— Directions —
From the entries that follow, list every line in which the string "Inskrivna" appears.

[START Material shown]

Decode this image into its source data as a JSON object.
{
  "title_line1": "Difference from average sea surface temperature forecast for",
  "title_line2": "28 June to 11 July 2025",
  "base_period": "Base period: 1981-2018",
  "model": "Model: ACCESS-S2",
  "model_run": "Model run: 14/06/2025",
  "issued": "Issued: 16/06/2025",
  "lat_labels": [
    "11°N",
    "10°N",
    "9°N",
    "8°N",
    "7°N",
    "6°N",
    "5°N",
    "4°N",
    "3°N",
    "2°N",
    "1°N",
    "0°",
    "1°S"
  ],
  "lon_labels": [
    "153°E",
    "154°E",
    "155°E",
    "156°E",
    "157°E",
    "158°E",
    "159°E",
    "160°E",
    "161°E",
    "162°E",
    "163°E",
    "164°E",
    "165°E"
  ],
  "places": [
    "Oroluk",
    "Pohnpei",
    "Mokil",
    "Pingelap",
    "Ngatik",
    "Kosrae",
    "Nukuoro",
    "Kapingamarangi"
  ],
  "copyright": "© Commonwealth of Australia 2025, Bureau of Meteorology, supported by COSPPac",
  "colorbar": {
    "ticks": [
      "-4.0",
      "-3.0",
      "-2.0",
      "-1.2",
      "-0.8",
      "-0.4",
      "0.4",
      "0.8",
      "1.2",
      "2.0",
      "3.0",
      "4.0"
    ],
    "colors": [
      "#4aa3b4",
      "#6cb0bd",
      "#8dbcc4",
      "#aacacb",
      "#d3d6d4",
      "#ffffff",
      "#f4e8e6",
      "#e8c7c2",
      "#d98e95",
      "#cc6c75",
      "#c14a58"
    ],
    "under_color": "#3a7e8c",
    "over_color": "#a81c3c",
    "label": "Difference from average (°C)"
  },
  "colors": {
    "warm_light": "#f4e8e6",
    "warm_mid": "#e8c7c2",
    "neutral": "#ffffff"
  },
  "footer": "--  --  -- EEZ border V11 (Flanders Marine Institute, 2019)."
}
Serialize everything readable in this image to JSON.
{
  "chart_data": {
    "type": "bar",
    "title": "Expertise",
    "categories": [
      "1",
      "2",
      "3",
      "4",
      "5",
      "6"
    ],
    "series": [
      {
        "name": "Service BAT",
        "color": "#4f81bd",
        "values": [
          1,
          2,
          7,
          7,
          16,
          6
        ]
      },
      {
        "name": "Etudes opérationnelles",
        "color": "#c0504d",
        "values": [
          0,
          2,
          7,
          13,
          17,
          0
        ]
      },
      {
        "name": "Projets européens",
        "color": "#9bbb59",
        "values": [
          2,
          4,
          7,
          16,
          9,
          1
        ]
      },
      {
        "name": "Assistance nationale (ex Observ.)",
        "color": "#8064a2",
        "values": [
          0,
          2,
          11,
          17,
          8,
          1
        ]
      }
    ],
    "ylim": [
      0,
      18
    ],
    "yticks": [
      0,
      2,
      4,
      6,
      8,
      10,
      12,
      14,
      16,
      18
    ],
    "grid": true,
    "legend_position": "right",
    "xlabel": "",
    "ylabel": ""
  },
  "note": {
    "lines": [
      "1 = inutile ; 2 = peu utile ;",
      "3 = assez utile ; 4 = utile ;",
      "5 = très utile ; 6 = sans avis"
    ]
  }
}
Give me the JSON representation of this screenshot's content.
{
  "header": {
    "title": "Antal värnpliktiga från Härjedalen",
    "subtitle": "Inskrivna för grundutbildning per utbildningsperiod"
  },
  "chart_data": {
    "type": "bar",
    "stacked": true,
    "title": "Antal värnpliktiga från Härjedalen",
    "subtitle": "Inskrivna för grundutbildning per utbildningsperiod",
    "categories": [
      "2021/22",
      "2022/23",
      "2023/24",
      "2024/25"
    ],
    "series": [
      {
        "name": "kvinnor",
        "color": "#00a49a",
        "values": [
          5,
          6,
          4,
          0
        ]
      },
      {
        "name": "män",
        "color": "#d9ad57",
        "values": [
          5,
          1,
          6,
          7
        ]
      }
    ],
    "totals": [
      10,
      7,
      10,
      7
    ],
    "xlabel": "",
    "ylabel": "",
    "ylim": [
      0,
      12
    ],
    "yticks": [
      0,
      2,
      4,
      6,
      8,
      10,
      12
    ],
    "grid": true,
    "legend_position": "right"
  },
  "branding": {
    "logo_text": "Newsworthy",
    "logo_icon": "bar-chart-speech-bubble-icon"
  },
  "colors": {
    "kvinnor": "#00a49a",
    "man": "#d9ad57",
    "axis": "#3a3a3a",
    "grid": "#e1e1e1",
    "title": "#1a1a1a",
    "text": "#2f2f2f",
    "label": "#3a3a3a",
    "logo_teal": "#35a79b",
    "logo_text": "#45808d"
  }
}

[END Material shown]

— Correct response —
    "subtitle": "Inskrivna för grundutbildning per utbildningsperiod"
    "subtitle": "Inskrivna för grundutbildning per utbildningsperiod",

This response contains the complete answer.